Request
Exactly repeat all the records below, omitting the images they hold.

(Saved entries)

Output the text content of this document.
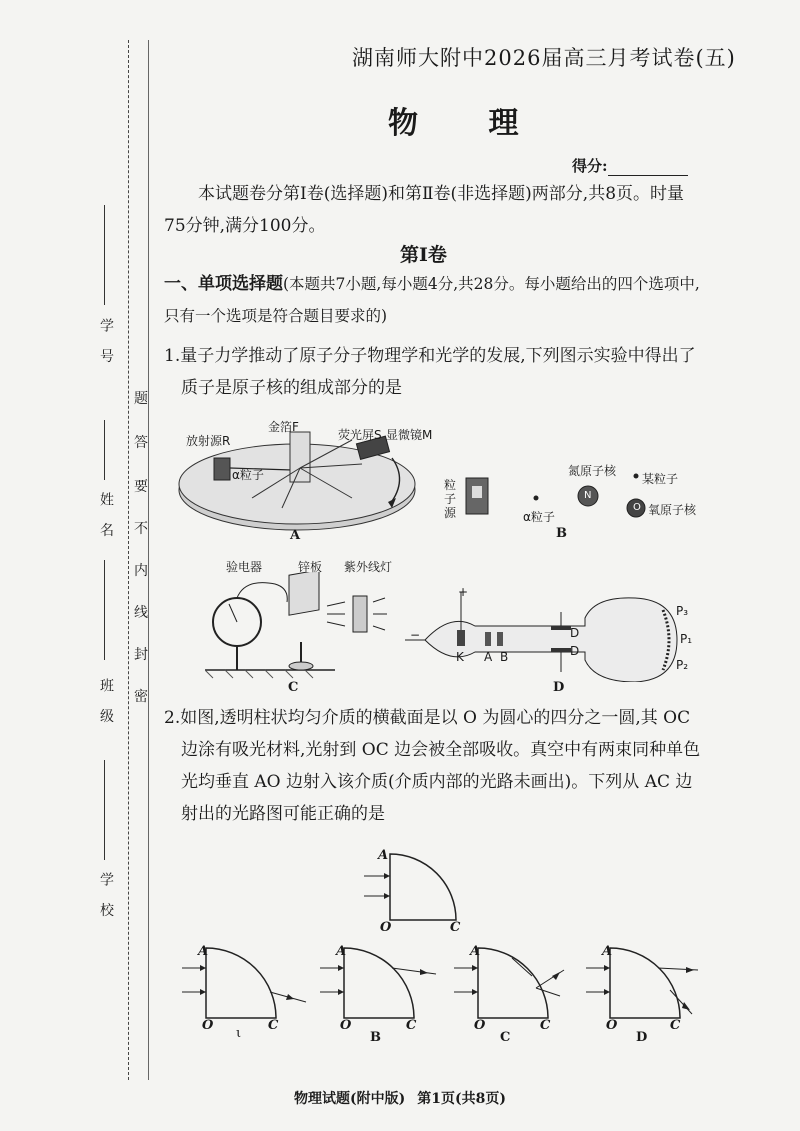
学 号
姓 名
班 级
学 校
题
答
要
不
内
线
封
密
湖南师大附中2026届高三月考试卷(五)
物 理
得分:
本试题卷分第Ⅰ卷(选择题)和第Ⅱ卷(非选择题)两部分,共8页。时量75分钟,满分100分。
第Ⅰ卷
一、单项选择题(本题共7小题,每小题4分,共28分。每小题给出的四个选项中,只有一个选项是符合题目要求的)
1.量子力学推动了原子分子物理学和光学的发展,下列图示实验中得出了
质子是原子核的组成部分的是
放射源R
金箔F
荧光屏S 显微镜M
α粒子
A
粒
子
源	α粒子
氮原子核
N
某粒子
O 氧原子核
B
验电器	锌板 紫外线灯
C
+
−
K A B
D
D
P₃
P₁
P₂
D
2.如图,透明柱状均匀介质的横截面是以 O 为圆心的四分之一圆,其 OC
边涂有吸光材料,光射到 OC 边会被全部吸收。真空中有两束同种单色
光均垂直 AO 边射入该介质(介质内部的光路未画出)。下列从 AC 边
射出的光路图可能正确的是
A
O	C
A
O	C
ι
A
O	C
A
O	C
A
O	C
B	C	D
物理试题(附中版) 第1页(共8页)
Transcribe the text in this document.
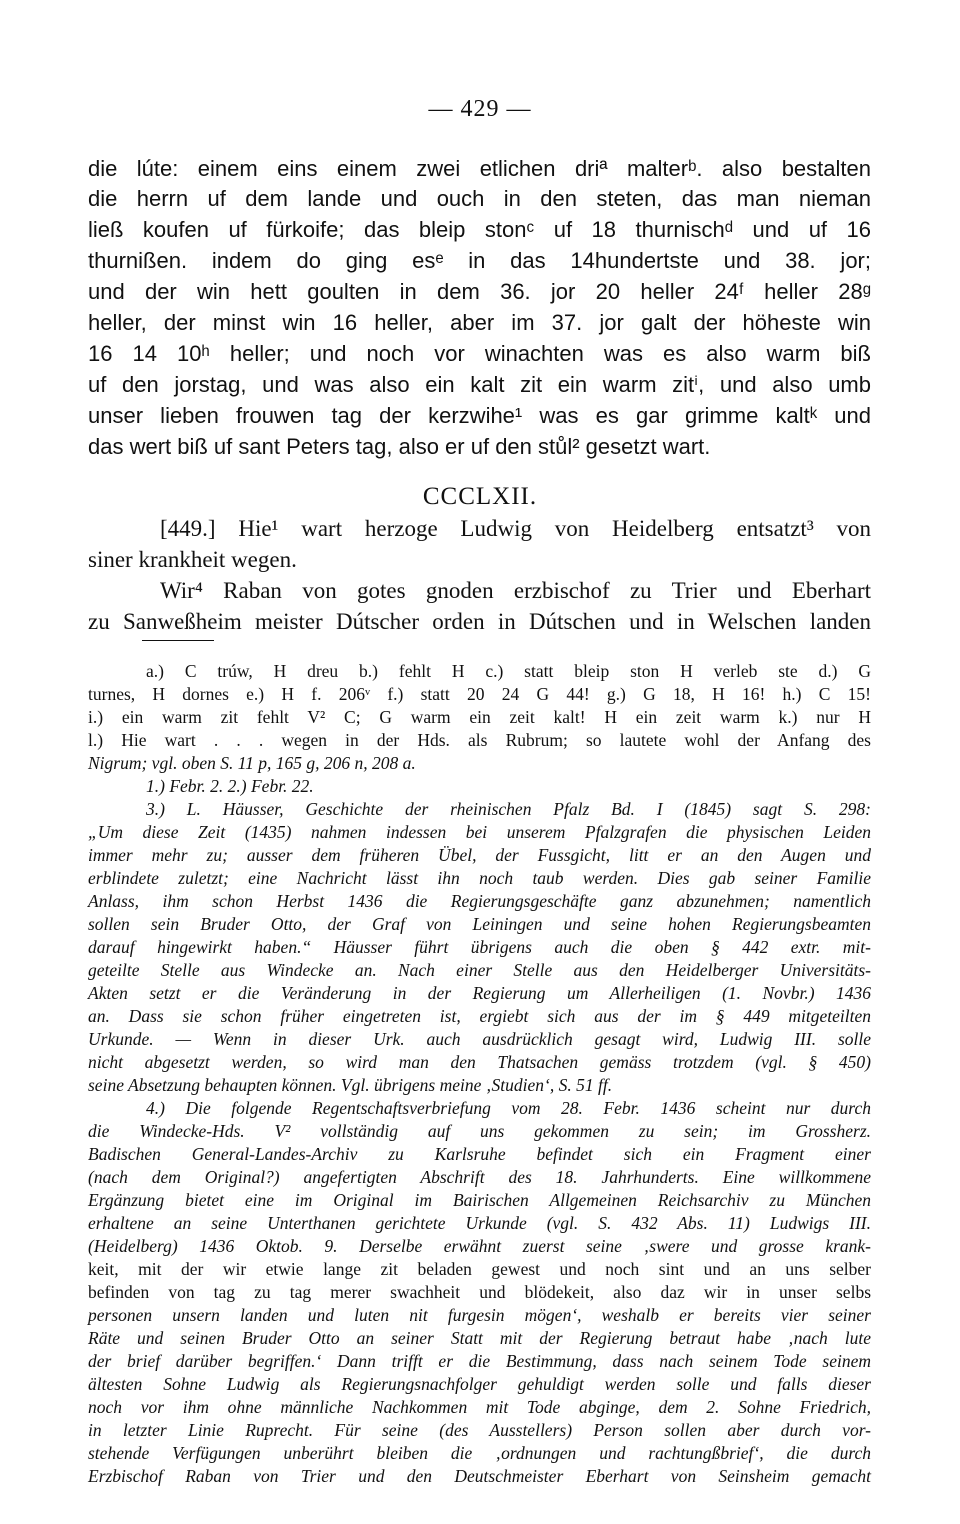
— 429 —
die lúte: einem eins einem zwei etlichen driª malterᵇ. also bestalten
die herrn uf dem lande und ouch in den steten, das man nieman
ließ koufen uf fürkoife; das bleip stonᶜ uf 18 thurnischᵈ und uf 16
thurnißen. indem do ging esᵉ in das 14hundertste und 38. jor;
und der win hett goulten in dem 36. jor 20 heller 24ᶠ heller 28ᵍ
heller, der minst win 16 heller, aber im 37. jor galt der höheste win
16 14 10ʰ heller; und noch vor winachten was es also warm biß
uf den jorstag, und was also ein kalt zit ein warm zitⁱ, und also umb
unser lieben frouwen tag der kerzwihe¹ was es gar grimme kaltᵏ und
das wert biß uf sant Peters tag, also er uf den stůl² gesetzt wart.
CCCLXII.
[449.] Hie¹ wart herzoge Ludwig von Heidelberg entsatzt³ von
siner krankheit wegen.
Wir⁴ Raban von gotes gnoden erzbischof zu Trier und Eberhart
zu Sanweßheim meister Dútscher orden in Dútschen und in Welschen landen
a.) C trúw, H dreu b.) fehlt H c.) statt bleip ston H verleb ste d.) G
turnes, H dornes e.) H f. 206ᵛ f.) statt 20 24 G 44! g.) G 18, H 16! h.) C 15!
i.) ein warm zit fehlt V² C; G warm ein zeit kalt! H ein zeit warm k.) nur H
l.) Hie wart . . . wegen in der Hds. als Rubrum; so lautete wohl der Anfang des
Nigrum; vgl. oben S. 11 p, 165 g, 206 n, 208 a.
1.) Febr. 2. 2.) Febr. 22.
3.) L. Häusser, Geschichte der rheinischen Pfalz Bd. I (1845) sagt S. 298:
„Um diese Zeit (1435) nahmen indessen bei unserem Pfalzgrafen die physischen Leiden
immer mehr zu; ausser dem früheren Übel, der Fussgicht, litt er an den Augen und
erblindete zuletzt; eine Nachricht lässt ihn noch taub werden. Dies gab seiner Familie
Anlass, ihm schon Herbst 1436 die Regierungsgeschäfte ganz abzunehmen; namentlich
sollen sein Bruder Otto, der Graf von Leiningen und seine hohen Regierungsbeamten
darauf hingewirkt haben.“ Häusser führt übrigens auch die oben § 442 extr. mit-
geteilte Stelle aus Windecke an. Nach einer Stelle aus den Heidelberger Universitäts-
Akten setzt er die Veränderung in der Regierung um Allerheiligen (1. Novbr.) 1436
an. Dass sie schon früher eingetreten ist, ergiebt sich aus der im § 449 mitgeteilten
Urkunde. — Wenn in dieser Urk. auch ausdrücklich gesagt wird, Ludwig III. solle
nicht abgesetzt werden, so wird man den Thatsachen gemäss trotzdem (vgl. § 450)
seine Absetzung behaupten können. Vgl. übrigens meine ‚Studien‘, S. 51 ff.
4.) Die folgende Regentschaftsverbriefung vom 28. Febr. 1436 scheint nur durch
die Windecke-Hds. V² vollständig auf uns gekommen zu sein; im Grossherz.
Badischen General-Landes-Archiv zu Karlsruhe befindet sich ein Fragment einer
(nach dem Original?) angefertigten Abschrift des 18. Jahrhunderts. Eine willkommene
Ergänzung bietet eine im Original im Bairischen Allgemeinen Reichsarchiv zu München
erhaltene an seine Unterthanen gerichtete Urkunde (vgl. S. 432 Abs. 11) Ludwigs III.
(Heidelberg) 1436 Oktob. 9. Derselbe erwähnt zuerst seine ‚swere und grosse krank-
keit, mit der wir etwie lange zit beladen gewest und noch sint und an uns selber
befinden von tag zu tag merer swachheit und blödekeit, also daz wir in unser selbs
personen unsern landen und luten nit furgesin mögen‘, weshalb er bereits vier seiner
Räte und seinen Bruder Otto an seiner Statt mit der Regierung betraut habe ‚nach lute
der brief darüber begriffen.‘ Dann trifft er die Bestimmung, dass nach seinem Tode seinem
ältesten Sohne Ludwig als Regierungsnachfolger gehuldigt werden solle und falls dieser
noch vor ihm ohne männliche Nachkommen mit Tode abginge, dem 2. Sohne Friedrich,
in letzter Linie Ruprecht. Für seine (des Ausstellers) Person sollen aber durch vor-
stehende Verfügungen unberührt bleiben die ‚ordnungen und rachtungßbrief‘, die durch
Erzbischof Raban von Trier und den Deutschmeister Eberhart von Seinsheim gemacht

Solution for this task
Output the text content of this document.
学 号
姓 名
班 级
学 校
题
答
要
不
内
线
封
密
湖南师大附中2026届高三月考试卷(五)
物 理
得分:
本试题卷分第Ⅰ卷(选择题)和第Ⅱ卷(非选择题)两部分,共8页。时量75分钟,满分100分。
第Ⅰ卷
一、单项选择题(本题共7小题,每小题4分,共28分。每小题给出的四个选项中,只有一个选项是符合题目要求的)
1.量子力学推动了原子分子物理学和光学的发展,下列图示实验中得出了
质子是原子核的组成部分的是
放射源R
金箔F
荧光屏S 显微镜M
α粒子
A
粒
子
源	α粒子
氮原子核
N
某粒子
O 氧原子核
B
验电器	锌板 紫外线灯
C
+
−
K A B
D
D
P₃
P₁
P₂
D
2.如图,透明柱状均匀介质的横截面是以 O 为圆心的四分之一圆,其 OC
边涂有吸光材料,光射到 OC 边会被全部吸收。真空中有两束同种单色
光均垂直 AO 边射入该介质(介质内部的光路未画出)。下列从 AC 边
射出的光路图可能正确的是
A
O	C
A
O	C
ι
A
O	C
A
O	C
A
O	C
B	C	D
物理试题(附中版) 第1页(共8页)
Transcribe the text in this document.
— 429 —
die lúte: einem eins einem zwei etlichen driª malterᵇ. also bestalten
die herrn uf dem lande und ouch in den steten, das man nieman
ließ koufen uf fürkoife; das bleip stonᶜ uf 18 thurnischᵈ und uf 16
thurnißen. indem do ging esᵉ in das 14hundertste und 38. jor;
und der win hett goulten in dem 36. jor 20 heller 24ᶠ heller 28ᵍ
heller, der minst win 16 heller, aber im 37. jor galt der höheste win
16 14 10ʰ heller; und noch vor winachten was es also warm biß
uf den jorstag, und was also ein kalt zit ein warm zitⁱ, und also umb
unser lieben frouwen tag der kerzwihe¹ was es gar grimme kaltᵏ und
das wert biß uf sant Peters tag, also er uf den stůl² gesetzt wart.
CCCLXII.
[449.] Hie¹ wart herzoge Ludwig von Heidelberg entsatzt³ von
siner krankheit wegen.
Wir⁴ Raban von gotes gnoden erzbischof zu Trier und Eberhart
zu Sanweßheim meister Dútscher orden in Dútschen und in Welschen landen
a.) C trúw, H dreu b.) fehlt H c.) statt bleip ston H verleb ste d.) G
turnes, H dornes e.) H f. 206ᵛ f.) statt 20 24 G 44! g.) G 18, H 16! h.) C 15!
i.) ein warm zit fehlt V² C; G warm ein zeit kalt! H ein zeit warm k.) nur H
l.) Hie wart . . . wegen in der Hds. als Rubrum; so lautete wohl der Anfang des
Nigrum; vgl. oben S. 11 p, 165 g, 206 n, 208 a.
1.) Febr. 2. 2.) Febr. 22.
3.) L. Häusser, Geschichte der rheinischen Pfalz Bd. I (1845) sagt S. 298:
„Um diese Zeit (1435) nahmen indessen bei unserem Pfalzgrafen die physischen Leiden
immer mehr zu; ausser dem früheren Übel, der Fussgicht, litt er an den Augen und
erblindete zuletzt; eine Nachricht lässt ihn noch taub werden. Dies gab seiner Familie
Anlass, ihm schon Herbst 1436 die Regierungsgeschäfte ganz abzunehmen; namentlich
sollen sein Bruder Otto, der Graf von Leiningen und seine hohen Regierungsbeamten
darauf hingewirkt haben.“ Häusser führt übrigens auch die oben § 442 extr. mit-
geteilte Stelle aus Windecke an. Nach einer Stelle aus den Heidelberger Universitäts-
Akten setzt er die Veränderung in der Regierung um Allerheiligen (1. Novbr.) 1436
an. Dass sie schon früher eingetreten ist, ergiebt sich aus der im § 449 mitgeteilten
Urkunde. — Wenn in dieser Urk. auch ausdrücklich gesagt wird, Ludwig III. solle
nicht abgesetzt werden, so wird man den Thatsachen gemäss trotzdem (vgl. § 450)
seine Absetzung behaupten können. Vgl. übrigens meine ‚Studien‘, S. 51 ff.
4.) Die folgende Regentschaftsverbriefung vom 28. Febr. 1436 scheint nur durch
die Windecke-Hds. V² vollständig auf uns gekommen zu sein; im Grossherz.
Badischen General-Landes-Archiv zu Karlsruhe befindet sich ein Fragment einer
(nach dem Original?) angefertigten Abschrift des 18. Jahrhunderts. Eine willkommene
Ergänzung bietet eine im Original im Bairischen Allgemeinen Reichsarchiv zu München
erhaltene an seine Unterthanen gerichtete Urkunde (vgl. S. 432 Abs. 11) Ludwigs III.
(Heidelberg) 1436 Oktob. 9. Derselbe erwähnt zuerst seine ‚swere und grosse krank-
keit, mit der wir etwie lange zit beladen gewest und noch sint und an uns selber
befinden von tag zu tag merer swachheit und blödekeit, also daz wir in unser selbs
personen unsern landen und luten nit furgesin mögen‘, weshalb er bereits vier seiner
Räte und seinen Bruder Otto an seiner Statt mit der Regierung betraut habe ‚nach lute
der brief darüber begriffen.‘ Dann trifft er die Bestimmung, dass nach seinem Tode seinem
ältesten Sohne Ludwig als Regierungsnachfolger gehuldigt werden solle und falls dieser
noch vor ihm ohne männliche Nachkommen mit Tode abginge, dem 2. Sohne Friedrich,
in letzter Linie Ruprecht. Für seine (des Ausstellers) Person sollen aber durch vor-
stehende Verfügungen unberührt bleiben die ‚ordnungen und rachtungßbrief‘, die durch
Erzbischof Raban von Trier und den Deutschmeister Eberhart von Seinsheim gemacht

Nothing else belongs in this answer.